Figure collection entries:
..............................

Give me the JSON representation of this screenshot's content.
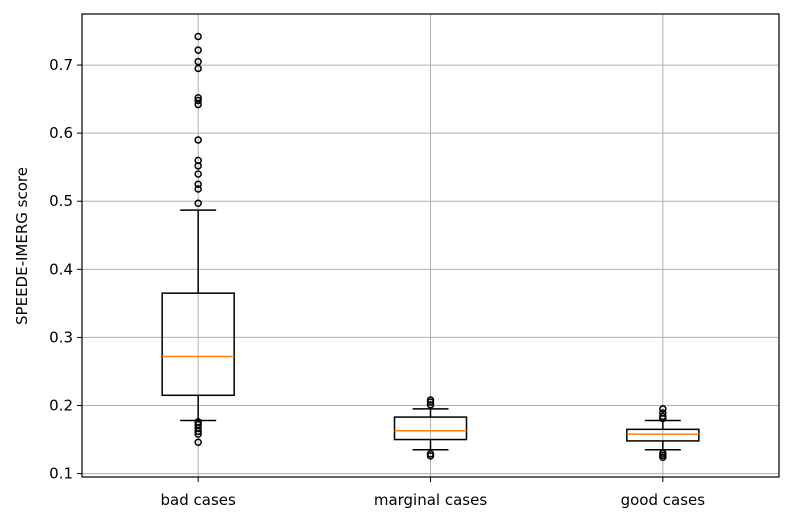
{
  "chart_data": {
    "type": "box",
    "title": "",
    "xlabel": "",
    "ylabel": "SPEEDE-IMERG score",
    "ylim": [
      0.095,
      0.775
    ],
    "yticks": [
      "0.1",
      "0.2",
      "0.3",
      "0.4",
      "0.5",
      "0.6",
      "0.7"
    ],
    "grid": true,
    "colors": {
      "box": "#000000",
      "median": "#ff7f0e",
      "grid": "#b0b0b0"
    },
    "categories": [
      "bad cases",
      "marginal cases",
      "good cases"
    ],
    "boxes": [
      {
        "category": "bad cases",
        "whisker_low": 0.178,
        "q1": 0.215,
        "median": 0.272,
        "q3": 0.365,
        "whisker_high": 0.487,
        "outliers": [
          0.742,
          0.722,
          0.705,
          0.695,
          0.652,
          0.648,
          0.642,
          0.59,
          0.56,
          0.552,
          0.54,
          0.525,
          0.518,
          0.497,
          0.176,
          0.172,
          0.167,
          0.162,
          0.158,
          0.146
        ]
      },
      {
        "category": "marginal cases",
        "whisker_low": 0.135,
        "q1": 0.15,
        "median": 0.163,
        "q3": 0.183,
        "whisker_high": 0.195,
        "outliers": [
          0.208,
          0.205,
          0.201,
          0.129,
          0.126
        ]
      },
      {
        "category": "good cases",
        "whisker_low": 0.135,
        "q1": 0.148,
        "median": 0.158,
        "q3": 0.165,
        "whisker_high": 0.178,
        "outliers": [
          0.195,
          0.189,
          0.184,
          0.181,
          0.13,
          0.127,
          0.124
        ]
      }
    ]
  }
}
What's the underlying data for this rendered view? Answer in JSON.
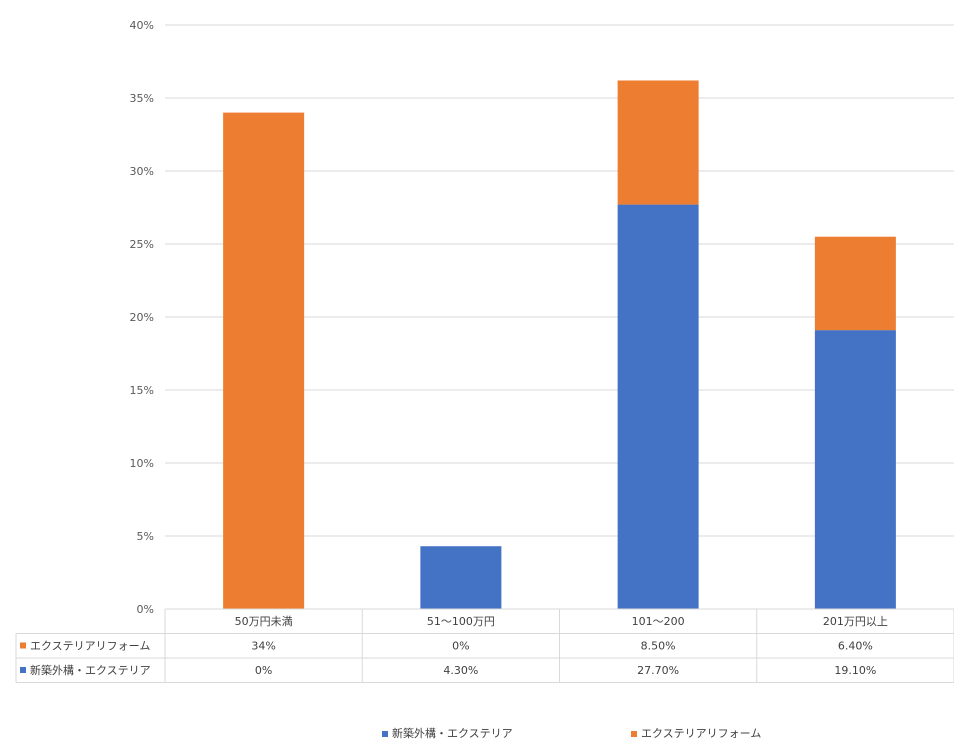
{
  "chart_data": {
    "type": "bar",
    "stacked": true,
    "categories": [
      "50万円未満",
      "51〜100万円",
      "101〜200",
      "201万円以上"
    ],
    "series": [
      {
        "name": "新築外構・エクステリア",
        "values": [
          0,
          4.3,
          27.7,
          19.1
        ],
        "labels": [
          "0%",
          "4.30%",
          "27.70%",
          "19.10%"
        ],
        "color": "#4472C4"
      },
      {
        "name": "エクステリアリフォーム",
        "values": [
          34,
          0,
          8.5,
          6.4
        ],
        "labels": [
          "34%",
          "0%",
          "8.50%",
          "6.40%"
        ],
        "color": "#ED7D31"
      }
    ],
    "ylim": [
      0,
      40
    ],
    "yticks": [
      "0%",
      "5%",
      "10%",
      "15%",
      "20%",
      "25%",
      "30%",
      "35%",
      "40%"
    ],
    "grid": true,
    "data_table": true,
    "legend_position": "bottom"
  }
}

..............................

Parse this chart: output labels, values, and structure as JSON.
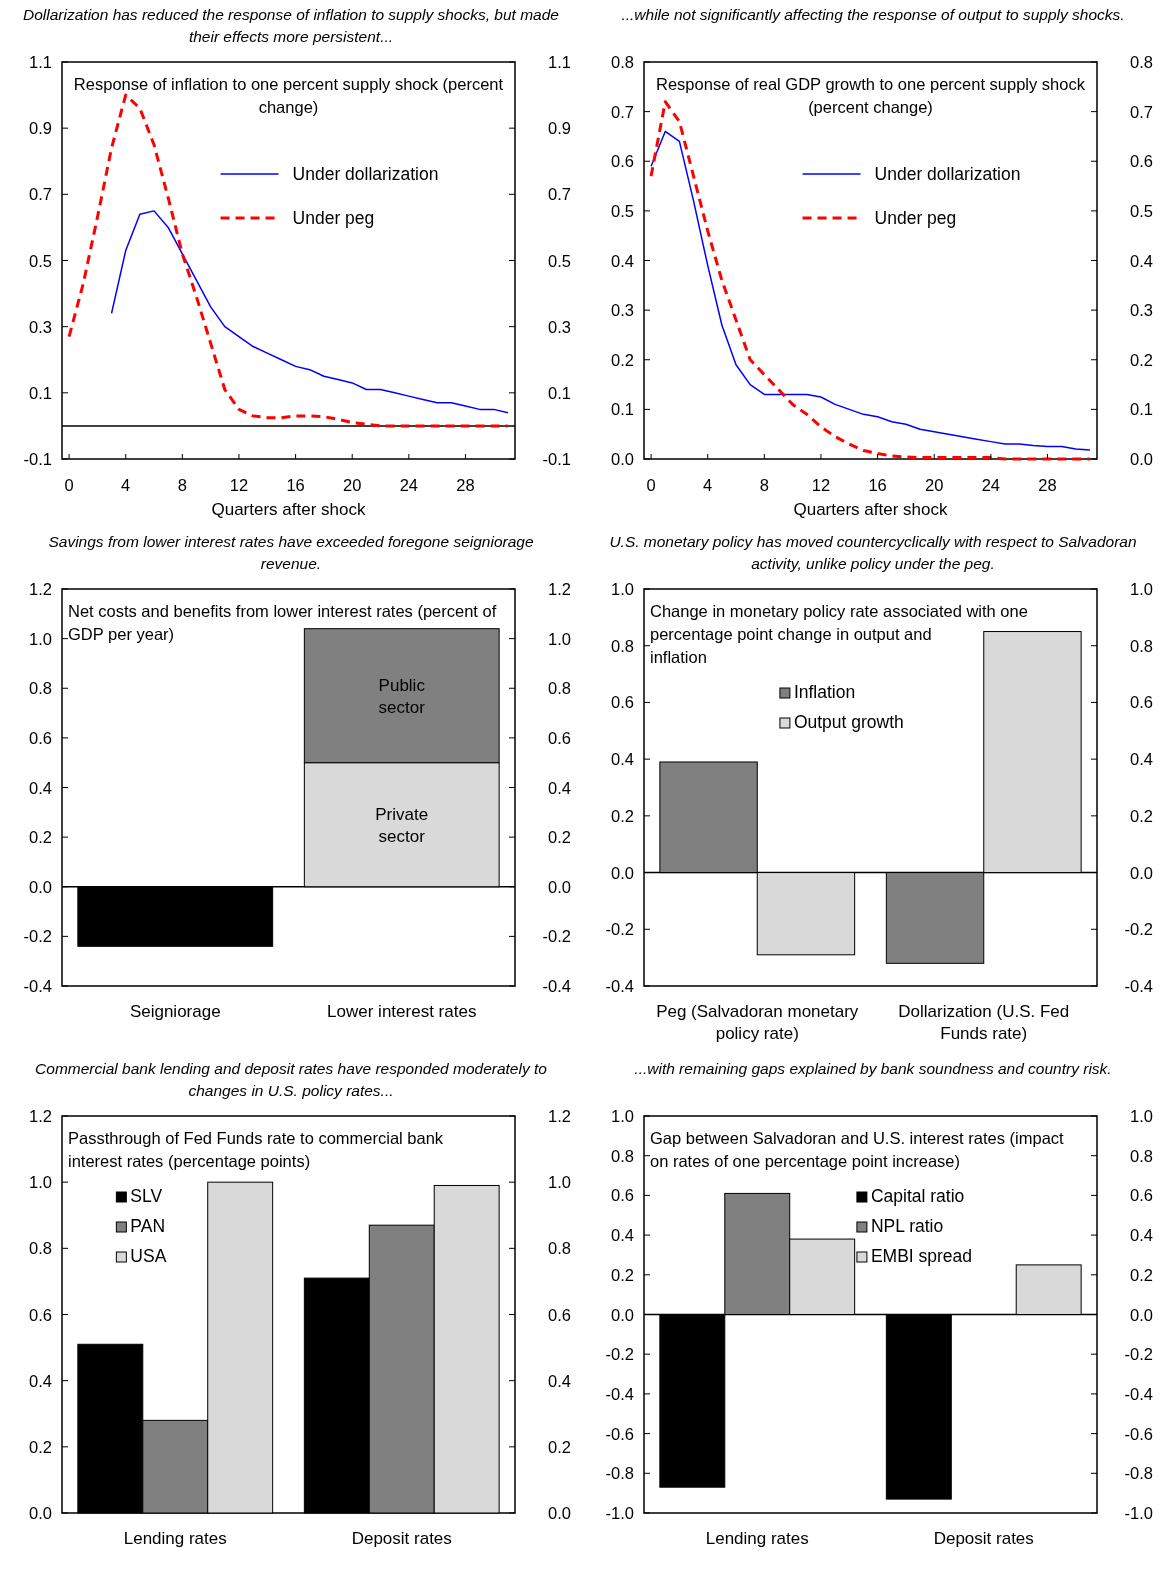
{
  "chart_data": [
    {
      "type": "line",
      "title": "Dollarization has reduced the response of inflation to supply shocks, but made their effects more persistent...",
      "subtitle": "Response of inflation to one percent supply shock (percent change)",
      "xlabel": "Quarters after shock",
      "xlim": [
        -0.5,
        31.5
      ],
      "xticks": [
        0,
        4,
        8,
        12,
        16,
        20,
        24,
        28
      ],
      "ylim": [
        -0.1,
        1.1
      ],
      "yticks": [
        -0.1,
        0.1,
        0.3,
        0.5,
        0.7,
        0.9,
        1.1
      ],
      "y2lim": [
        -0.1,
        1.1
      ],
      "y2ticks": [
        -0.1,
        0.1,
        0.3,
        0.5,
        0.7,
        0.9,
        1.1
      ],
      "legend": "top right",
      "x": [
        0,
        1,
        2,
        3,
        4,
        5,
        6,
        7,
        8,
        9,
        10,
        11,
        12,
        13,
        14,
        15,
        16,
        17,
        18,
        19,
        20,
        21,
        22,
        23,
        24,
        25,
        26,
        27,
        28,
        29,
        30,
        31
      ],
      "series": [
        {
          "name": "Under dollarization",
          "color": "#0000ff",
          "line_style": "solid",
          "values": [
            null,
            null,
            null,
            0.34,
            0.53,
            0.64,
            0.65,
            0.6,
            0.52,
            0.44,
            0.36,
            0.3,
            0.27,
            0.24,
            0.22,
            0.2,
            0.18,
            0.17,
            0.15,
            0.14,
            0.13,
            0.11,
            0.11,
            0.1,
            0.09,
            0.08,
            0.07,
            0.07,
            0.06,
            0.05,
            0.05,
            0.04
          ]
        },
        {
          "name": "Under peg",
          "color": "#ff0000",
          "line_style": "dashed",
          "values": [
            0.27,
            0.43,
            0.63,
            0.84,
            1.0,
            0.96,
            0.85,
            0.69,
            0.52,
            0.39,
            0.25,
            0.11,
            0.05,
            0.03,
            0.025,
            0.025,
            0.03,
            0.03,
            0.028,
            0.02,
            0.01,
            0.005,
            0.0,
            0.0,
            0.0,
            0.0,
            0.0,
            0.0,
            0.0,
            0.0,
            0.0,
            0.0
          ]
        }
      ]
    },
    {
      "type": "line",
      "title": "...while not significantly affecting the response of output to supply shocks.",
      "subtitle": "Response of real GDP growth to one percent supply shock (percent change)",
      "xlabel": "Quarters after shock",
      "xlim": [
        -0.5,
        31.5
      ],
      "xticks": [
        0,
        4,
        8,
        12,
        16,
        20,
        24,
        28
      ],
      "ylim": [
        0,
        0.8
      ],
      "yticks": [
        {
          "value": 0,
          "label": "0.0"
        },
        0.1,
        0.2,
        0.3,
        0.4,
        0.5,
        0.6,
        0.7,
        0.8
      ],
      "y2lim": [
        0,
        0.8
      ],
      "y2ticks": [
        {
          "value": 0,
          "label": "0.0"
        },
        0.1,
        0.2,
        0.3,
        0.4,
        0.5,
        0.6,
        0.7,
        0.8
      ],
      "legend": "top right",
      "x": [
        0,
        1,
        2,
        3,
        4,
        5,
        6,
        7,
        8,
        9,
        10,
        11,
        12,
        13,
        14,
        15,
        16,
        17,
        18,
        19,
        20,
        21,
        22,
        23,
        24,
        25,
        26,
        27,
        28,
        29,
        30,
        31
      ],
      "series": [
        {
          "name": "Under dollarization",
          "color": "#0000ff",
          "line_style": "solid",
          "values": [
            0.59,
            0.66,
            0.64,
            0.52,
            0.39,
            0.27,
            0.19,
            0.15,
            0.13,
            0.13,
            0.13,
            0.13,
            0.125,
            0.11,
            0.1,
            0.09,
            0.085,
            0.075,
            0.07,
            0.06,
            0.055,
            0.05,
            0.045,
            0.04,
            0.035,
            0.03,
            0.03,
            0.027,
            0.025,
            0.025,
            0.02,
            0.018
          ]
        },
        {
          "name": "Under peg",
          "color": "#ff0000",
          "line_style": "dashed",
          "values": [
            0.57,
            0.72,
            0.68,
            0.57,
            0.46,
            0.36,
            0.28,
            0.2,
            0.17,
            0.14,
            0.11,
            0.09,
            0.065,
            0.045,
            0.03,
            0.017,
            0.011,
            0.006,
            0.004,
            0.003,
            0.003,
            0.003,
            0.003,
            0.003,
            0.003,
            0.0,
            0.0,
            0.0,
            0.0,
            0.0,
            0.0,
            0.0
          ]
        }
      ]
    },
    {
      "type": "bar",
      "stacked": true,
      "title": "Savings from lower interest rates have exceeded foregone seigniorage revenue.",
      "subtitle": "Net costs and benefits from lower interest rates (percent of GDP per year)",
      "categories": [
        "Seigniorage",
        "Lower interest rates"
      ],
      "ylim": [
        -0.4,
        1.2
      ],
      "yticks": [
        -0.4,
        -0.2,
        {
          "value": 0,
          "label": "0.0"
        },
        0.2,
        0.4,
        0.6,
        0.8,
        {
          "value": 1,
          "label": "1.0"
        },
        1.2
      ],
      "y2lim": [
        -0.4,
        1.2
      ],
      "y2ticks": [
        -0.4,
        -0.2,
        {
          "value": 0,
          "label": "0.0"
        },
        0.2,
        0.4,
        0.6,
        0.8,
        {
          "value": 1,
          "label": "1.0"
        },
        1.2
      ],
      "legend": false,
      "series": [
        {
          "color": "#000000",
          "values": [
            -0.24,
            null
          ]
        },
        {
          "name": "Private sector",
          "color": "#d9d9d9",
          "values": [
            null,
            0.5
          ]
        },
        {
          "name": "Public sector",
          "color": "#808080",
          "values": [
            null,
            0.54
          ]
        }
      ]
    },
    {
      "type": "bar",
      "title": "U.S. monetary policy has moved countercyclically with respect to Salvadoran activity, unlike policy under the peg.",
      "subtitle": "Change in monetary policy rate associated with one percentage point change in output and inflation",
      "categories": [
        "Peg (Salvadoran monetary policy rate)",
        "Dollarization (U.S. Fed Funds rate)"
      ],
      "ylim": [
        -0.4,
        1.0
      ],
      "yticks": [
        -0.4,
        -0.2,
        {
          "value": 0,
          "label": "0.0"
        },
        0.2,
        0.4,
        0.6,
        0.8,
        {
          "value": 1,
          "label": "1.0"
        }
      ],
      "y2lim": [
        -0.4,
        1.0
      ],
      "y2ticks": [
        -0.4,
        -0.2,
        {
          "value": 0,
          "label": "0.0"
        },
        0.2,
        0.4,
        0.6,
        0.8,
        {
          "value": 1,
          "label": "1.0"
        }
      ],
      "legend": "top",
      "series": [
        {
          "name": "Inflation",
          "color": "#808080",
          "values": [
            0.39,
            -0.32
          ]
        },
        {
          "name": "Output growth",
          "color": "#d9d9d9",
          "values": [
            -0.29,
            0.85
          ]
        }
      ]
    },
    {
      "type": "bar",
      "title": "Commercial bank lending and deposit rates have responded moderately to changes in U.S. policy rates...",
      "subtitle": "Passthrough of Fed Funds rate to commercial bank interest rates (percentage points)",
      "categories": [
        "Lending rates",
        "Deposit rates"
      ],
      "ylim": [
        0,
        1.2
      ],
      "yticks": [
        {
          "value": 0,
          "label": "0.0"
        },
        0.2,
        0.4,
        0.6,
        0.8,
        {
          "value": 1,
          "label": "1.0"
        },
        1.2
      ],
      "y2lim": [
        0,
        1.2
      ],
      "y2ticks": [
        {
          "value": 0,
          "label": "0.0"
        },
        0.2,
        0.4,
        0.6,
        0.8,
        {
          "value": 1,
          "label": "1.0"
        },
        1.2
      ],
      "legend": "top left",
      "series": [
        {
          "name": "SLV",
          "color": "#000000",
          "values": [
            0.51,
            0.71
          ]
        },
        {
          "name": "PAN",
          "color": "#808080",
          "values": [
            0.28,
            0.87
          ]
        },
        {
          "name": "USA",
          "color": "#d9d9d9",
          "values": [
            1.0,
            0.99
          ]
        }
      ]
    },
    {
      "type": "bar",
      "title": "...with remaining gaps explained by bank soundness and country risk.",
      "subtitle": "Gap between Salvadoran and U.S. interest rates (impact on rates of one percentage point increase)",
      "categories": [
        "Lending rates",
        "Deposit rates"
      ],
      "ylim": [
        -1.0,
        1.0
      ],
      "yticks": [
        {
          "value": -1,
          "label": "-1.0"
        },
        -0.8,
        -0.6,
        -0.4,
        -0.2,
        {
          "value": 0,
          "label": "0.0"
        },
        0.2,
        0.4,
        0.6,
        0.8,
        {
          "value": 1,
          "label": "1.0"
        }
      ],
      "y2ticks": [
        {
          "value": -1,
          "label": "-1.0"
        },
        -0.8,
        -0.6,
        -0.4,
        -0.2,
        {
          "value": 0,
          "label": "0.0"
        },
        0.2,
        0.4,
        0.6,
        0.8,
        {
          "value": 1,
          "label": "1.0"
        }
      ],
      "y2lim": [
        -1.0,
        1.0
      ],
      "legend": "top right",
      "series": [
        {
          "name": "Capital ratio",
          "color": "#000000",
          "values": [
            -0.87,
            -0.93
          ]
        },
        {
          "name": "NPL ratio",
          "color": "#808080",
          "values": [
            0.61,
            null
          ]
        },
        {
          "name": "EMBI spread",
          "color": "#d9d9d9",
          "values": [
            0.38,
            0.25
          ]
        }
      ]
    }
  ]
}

..............................

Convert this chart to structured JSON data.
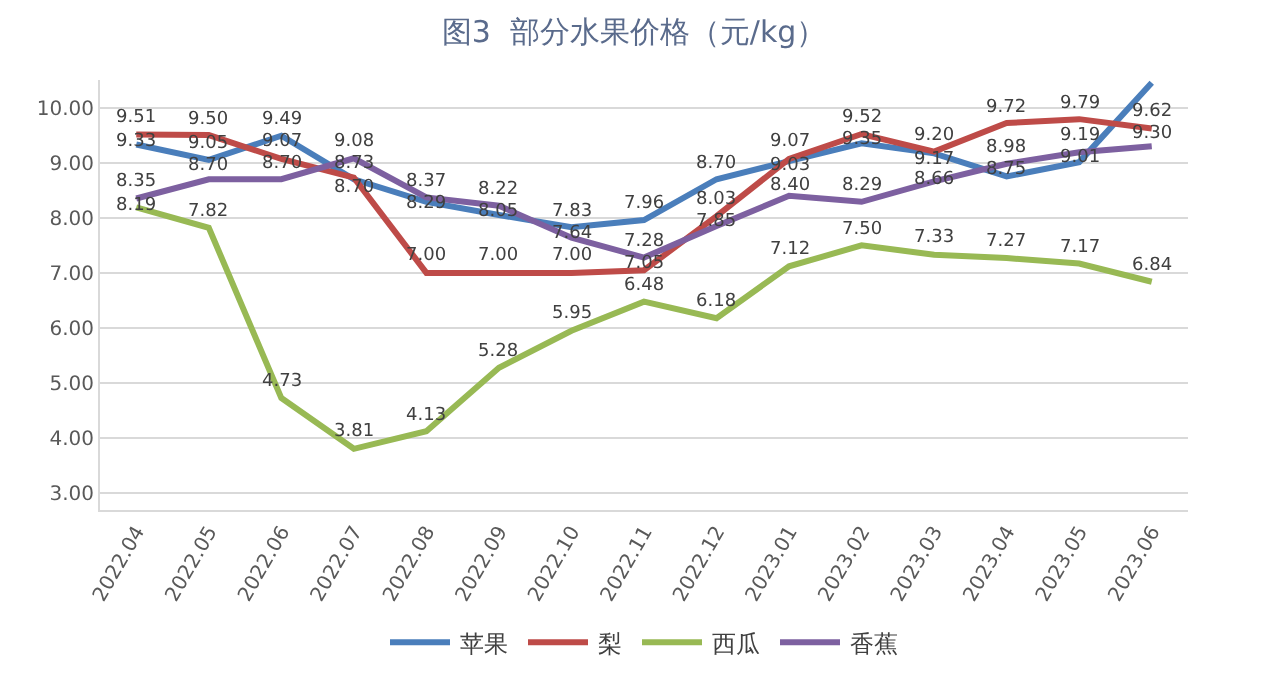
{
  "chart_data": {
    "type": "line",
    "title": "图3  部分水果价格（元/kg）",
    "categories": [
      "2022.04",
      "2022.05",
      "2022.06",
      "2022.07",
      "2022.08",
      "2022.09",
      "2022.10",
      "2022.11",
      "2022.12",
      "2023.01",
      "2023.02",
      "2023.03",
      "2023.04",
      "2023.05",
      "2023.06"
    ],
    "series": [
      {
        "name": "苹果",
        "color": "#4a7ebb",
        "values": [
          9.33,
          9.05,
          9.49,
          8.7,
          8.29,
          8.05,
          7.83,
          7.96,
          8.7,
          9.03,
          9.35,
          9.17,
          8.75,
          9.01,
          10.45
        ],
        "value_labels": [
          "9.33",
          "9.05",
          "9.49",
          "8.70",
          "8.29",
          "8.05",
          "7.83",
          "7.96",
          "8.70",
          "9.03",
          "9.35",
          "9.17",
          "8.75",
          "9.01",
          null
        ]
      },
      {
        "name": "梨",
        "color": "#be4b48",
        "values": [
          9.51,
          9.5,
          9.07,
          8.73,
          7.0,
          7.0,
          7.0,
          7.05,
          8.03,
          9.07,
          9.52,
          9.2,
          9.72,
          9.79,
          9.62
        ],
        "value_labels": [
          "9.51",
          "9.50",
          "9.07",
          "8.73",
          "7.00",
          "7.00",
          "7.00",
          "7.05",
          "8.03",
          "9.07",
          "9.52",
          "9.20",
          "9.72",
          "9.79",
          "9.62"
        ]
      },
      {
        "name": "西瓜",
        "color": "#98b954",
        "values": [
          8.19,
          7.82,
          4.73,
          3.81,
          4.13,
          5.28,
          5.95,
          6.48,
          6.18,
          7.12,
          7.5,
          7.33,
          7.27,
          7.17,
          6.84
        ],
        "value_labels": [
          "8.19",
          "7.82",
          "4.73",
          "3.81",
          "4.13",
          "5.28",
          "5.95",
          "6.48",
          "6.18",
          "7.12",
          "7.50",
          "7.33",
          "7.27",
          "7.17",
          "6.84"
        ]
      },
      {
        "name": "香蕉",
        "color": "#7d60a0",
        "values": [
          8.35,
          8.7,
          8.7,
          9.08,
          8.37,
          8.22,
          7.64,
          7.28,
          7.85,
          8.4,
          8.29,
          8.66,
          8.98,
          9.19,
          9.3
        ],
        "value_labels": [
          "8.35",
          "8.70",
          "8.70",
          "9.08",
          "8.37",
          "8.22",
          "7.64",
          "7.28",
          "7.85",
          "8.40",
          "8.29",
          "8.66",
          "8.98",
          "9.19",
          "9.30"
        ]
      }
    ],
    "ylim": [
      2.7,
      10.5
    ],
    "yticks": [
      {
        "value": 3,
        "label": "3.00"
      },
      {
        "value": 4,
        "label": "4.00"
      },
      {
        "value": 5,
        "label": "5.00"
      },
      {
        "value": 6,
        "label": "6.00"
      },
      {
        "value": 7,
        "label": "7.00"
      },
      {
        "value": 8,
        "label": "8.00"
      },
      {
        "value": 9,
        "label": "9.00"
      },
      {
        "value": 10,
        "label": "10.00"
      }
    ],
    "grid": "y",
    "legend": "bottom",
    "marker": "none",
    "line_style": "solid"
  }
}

..............................

Written problem:
From the listing above, pick out each line where the word "bank" appears.

The completed task:
      "title": "Commercial bank lending and deposit rates have responded moderately to changes in U.S. policy rates...",
      "subtitle": "Passthrough of Fed Funds rate to commercial bank interest rates (percentage points)",
      "title": "...with remaining gaps explained by bank soundness and country risk.",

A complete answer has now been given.